**Exercise task**
Drop the pictures and extract exactly the lines from the one that contains "Transcribe this image's" through the end of the material.

**Stored records**
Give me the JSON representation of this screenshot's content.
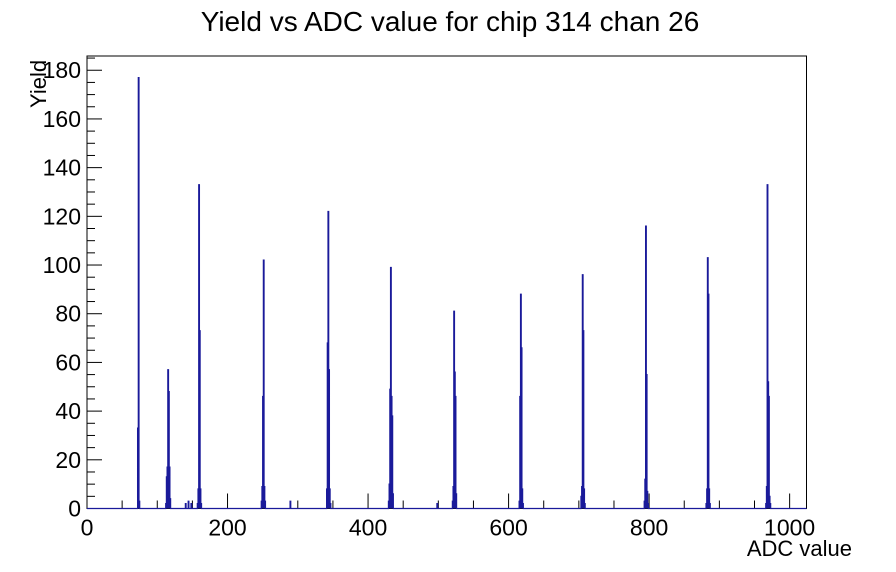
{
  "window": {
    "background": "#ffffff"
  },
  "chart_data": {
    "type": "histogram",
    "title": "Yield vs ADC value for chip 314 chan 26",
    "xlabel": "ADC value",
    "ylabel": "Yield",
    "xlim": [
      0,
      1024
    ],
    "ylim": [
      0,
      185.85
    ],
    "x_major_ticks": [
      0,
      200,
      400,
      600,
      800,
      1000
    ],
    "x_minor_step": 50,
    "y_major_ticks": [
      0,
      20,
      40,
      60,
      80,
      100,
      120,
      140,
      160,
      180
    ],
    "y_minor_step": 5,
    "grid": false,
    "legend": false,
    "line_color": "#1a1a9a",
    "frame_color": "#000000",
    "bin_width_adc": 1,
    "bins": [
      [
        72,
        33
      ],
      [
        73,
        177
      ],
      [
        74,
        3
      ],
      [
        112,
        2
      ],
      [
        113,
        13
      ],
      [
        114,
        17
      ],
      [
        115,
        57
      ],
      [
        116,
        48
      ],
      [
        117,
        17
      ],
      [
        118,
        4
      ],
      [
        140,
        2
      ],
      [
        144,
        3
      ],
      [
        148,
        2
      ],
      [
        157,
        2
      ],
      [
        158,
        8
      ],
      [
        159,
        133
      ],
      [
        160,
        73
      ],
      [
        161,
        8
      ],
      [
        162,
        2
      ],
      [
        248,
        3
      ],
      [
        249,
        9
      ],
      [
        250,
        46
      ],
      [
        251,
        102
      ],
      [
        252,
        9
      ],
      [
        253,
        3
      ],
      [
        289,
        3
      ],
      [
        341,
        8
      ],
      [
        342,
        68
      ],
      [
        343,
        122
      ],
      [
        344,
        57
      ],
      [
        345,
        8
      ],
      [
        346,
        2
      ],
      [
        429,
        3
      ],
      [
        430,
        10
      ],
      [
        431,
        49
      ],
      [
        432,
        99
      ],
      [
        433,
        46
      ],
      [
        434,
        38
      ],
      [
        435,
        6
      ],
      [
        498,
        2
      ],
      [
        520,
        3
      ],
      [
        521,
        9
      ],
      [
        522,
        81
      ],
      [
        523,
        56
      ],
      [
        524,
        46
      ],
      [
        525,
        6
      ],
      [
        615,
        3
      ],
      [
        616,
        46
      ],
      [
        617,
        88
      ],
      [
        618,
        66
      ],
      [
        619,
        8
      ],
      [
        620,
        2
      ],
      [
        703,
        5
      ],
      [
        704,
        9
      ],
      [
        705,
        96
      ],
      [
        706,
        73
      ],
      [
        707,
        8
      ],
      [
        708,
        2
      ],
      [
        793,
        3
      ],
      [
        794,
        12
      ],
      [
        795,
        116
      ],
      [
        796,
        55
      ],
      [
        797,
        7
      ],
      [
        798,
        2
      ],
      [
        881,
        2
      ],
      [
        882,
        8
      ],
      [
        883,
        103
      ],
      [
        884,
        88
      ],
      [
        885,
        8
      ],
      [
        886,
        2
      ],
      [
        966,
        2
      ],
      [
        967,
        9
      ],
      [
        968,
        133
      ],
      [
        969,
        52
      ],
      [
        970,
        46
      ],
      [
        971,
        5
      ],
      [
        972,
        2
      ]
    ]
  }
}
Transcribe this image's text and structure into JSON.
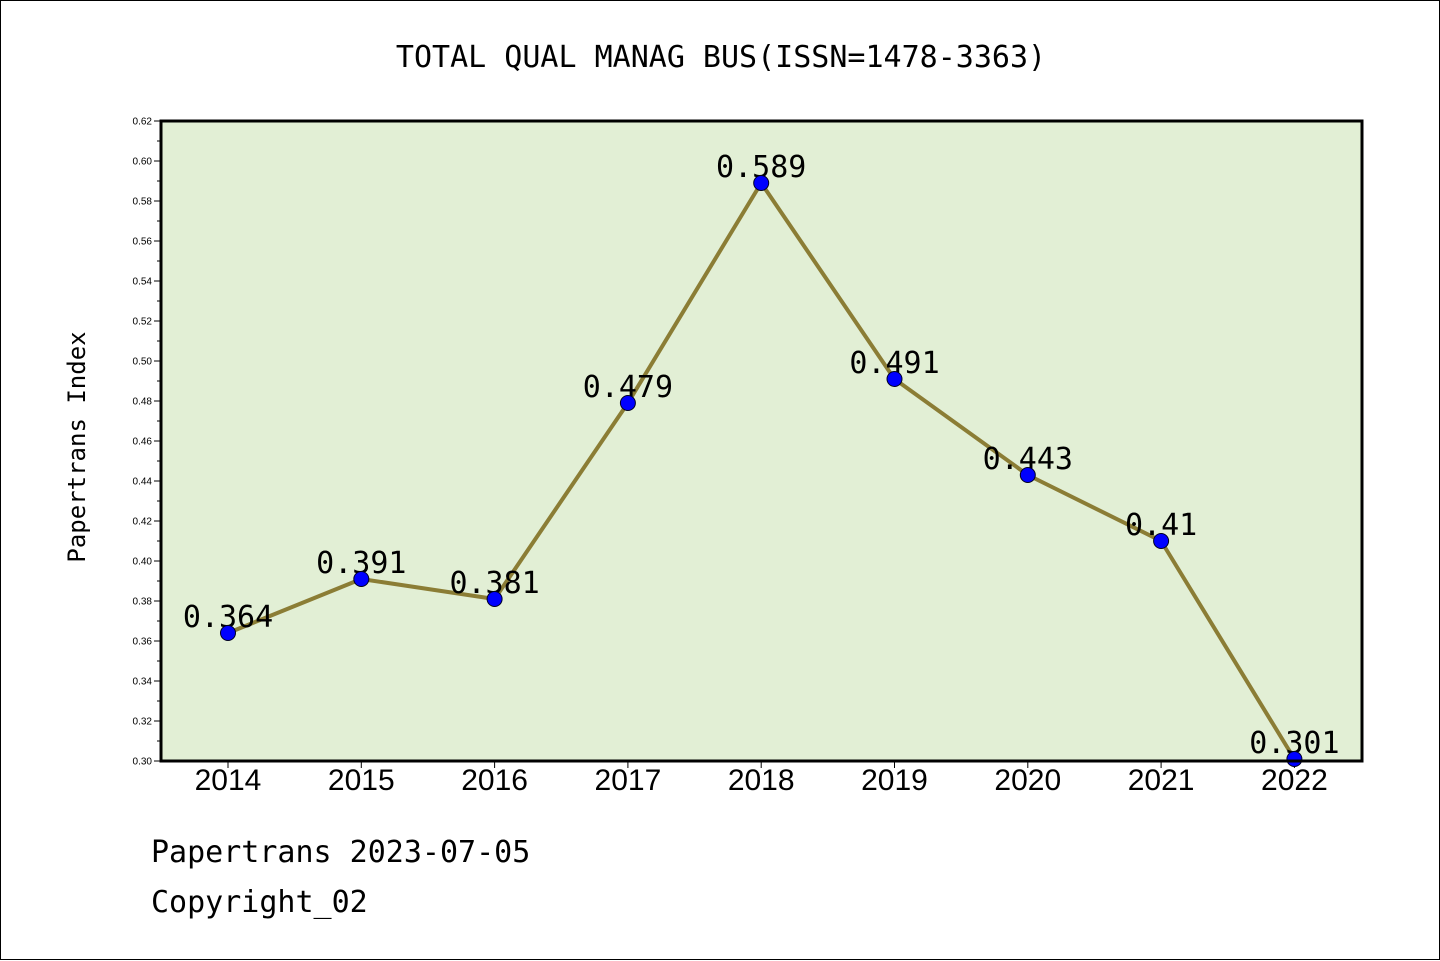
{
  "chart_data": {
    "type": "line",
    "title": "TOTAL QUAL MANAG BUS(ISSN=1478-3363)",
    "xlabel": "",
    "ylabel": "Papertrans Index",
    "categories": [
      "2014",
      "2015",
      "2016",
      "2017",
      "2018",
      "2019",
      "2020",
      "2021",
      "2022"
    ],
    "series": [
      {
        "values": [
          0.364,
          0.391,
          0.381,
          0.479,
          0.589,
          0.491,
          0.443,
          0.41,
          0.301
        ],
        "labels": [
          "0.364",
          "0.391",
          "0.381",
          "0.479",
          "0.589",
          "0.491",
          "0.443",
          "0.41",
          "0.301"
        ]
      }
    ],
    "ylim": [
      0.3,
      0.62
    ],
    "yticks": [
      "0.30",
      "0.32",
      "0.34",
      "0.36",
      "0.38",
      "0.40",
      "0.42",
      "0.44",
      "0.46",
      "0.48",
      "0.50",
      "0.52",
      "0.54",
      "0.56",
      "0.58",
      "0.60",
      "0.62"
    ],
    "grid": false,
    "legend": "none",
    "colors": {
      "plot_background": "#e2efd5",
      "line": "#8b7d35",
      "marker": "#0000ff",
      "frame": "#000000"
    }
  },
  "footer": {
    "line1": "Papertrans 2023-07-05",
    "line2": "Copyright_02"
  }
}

**Right answer**
Transcribe this image's text and structure into JSON.
{
  "chart_data": {
    "type": "line",
    "title": "TOTAL QUAL MANAG BUS(ISSN=1478-3363)",
    "xlabel": "",
    "ylabel": "Papertrans Index",
    "categories": [
      "2014",
      "2015",
      "2016",
      "2017",
      "2018",
      "2019",
      "2020",
      "2021",
      "2022"
    ],
    "series": [
      {
        "values": [
          0.364,
          0.391,
          0.381,
          0.479,
          0.589,
          0.491,
          0.443,
          0.41,
          0.301
        ],
        "labels": [
          "0.364",
          "0.391",
          "0.381",
          "0.479",
          "0.589",
          "0.491",
          "0.443",
          "0.41",
          "0.301"
        ]
      }
    ],
    "ylim": [
      0.3,
      0.62
    ],
    "yticks": [
      "0.30",
      "0.32",
      "0.34",
      "0.36",
      "0.38",
      "0.40",
      "0.42",
      "0.44",
      "0.46",
      "0.48",
      "0.50",
      "0.52",
      "0.54",
      "0.56",
      "0.58",
      "0.60",
      "0.62"
    ],
    "grid": false,
    "legend": "none",
    "colors": {
      "plot_background": "#e2efd5",
      "line": "#8b7d35",
      "marker": "#0000ff",
      "frame": "#000000"
    }
  },
  "footer": {
    "line1": "Papertrans 2023-07-05",
    "line2": "Copyright_02"
  }
}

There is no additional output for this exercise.